Data entries:
↓↓↓
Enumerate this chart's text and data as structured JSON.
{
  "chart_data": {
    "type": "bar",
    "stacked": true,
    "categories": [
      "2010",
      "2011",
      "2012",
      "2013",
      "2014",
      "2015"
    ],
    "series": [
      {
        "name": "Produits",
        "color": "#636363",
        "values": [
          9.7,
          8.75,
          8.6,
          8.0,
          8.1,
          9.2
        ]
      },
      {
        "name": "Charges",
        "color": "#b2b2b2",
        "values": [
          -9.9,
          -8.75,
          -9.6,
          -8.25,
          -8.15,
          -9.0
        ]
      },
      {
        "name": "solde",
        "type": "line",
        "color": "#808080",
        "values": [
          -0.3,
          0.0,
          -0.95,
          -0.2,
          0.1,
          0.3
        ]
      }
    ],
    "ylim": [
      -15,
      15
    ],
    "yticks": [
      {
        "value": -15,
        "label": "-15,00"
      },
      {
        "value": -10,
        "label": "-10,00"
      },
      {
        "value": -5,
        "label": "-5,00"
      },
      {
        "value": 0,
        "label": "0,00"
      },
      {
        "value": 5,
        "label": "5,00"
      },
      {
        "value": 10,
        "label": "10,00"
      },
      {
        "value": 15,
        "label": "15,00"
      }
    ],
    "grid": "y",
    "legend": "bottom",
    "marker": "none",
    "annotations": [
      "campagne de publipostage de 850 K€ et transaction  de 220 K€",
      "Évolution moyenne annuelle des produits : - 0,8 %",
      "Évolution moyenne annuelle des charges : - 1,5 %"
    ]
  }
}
↑↑↑
__EXERCISE OBJECTIVE__. Extract each line of the listing above, copying it word for word.

__RESPONSE FOR THIS EXERCISE__.
Enumerate this chart's text and data as structured JSON.
{
  "chart_data": {
    "type": "bar",
    "stacked": true,
    "categories": [
      "2010",
      "2011",
      "2012",
      "2013",
      "2014",
      "2015"
    ],
    "series": [
      {
        "name": "Produits",
        "color": "#636363",
        "values": [
          9.7,
          8.75,
          8.6,
          8.0,
          8.1,
          9.2
        ]
      },
      {
        "name": "Charges",
        "color": "#b2b2b2",
        "values": [
          -9.9,
          -8.75,
          -9.6,
          -8.25,
          -8.15,
          -9.0
        ]
      },
      {
        "name": "solde",
        "type": "line",
        "color": "#808080",
        "values": [
          -0.3,
          0.0,
          -0.95,
          -0.2,
          0.1,
          0.3
        ]
      }
    ],
    "ylim": [
      -15,
      15
    ],
    "yticks": [
      {
        "value": -15,
        "label": "-15,00"
      },
      {
        "value": -10,
        "label": "-10,00"
      },
      {
        "value": -5,
        "label": "-5,00"
      },
      {
        "value": 0,
        "label": "0,00"
      },
      {
        "value": 5,
        "label": "5,00"
      },
      {
        "value": 10,
        "label": "10,00"
      },
      {
        "value": 15,
        "label": "15,00"
      }
    ],
    "grid": "y",
    "legend": "bottom",
    "marker": "none",
    "annotations": [
      "campagne de publipostage de 850 K€ et transaction  de 220 K€",
      "Évolution moyenne annuelle des produits : - 0,8 %",
      "Évolution moyenne annuelle des charges : - 1,5 %"
    ]
  }
}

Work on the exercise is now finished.